PROBLEM DESCRIPTION -> Every record should be written out exactly, please.

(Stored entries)
[Start]

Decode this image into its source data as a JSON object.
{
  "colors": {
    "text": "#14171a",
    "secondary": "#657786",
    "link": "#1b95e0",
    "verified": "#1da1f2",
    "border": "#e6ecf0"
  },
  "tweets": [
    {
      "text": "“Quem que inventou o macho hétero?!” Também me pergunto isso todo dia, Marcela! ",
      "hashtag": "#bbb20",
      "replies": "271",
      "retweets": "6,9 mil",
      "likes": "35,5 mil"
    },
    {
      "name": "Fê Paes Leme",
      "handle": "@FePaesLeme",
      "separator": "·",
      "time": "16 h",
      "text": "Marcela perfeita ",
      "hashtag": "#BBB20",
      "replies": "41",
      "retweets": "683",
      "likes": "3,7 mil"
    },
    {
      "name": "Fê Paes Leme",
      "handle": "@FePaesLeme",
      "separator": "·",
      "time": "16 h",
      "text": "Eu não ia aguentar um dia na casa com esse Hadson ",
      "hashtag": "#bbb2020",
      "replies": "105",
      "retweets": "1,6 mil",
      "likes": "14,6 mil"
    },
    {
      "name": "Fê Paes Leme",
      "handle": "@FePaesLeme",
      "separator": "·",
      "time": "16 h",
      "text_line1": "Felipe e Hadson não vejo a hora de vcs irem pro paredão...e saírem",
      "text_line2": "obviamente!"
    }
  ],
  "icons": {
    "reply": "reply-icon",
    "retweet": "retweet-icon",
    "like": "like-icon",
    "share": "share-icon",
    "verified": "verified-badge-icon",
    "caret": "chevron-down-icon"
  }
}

[End]

OUTPUT OF THE EXERCISE ->
Decode this image into its source data as a JSON object.
{
  "colors": {
    "text": "#14171a",
    "secondary": "#657786",
    "link": "#1b95e0",
    "verified": "#1da1f2",
    "border": "#e6ecf0"
  },
  "tweets": [
    {
      "text": "“Quem que inventou o macho hétero?!” Também me pergunto isso todo dia, Marcela! ",
      "hashtag": "#bbb20",
      "replies": "271",
      "retweets": "6,9 mil",
      "likes": "35,5 mil"
    },
    {
      "name": "Fê Paes Leme",
      "handle": "@FePaesLeme",
      "separator": "·",
      "time": "16 h",
      "text": "Marcela perfeita ",
      "hashtag": "#BBB20",
      "replies": "41",
      "retweets": "683",
      "likes": "3,7 mil"
    },
    {
      "name": "Fê Paes Leme",
      "handle": "@FePaesLeme",
      "separator": "·",
      "time": "16 h",
      "text": "Eu não ia aguentar um dia na casa com esse Hadson ",
      "hashtag": "#bbb2020",
      "replies": "105",
      "retweets": "1,6 mil",
      "likes": "14,6 mil"
    },
    {
      "name": "Fê Paes Leme",
      "handle": "@FePaesLeme",
      "separator": "·",
      "time": "16 h",
      "text_line1": "Felipe e Hadson não vejo a hora de vcs irem pro paredão...e saírem",
      "text_line2": "obviamente!"
    }
  ],
  "icons": {
    "reply": "reply-icon",
    "retweet": "retweet-icon",
    "like": "like-icon",
    "share": "share-icon",
    "verified": "verified-badge-icon",
    "caret": "chevron-down-icon"
  }
}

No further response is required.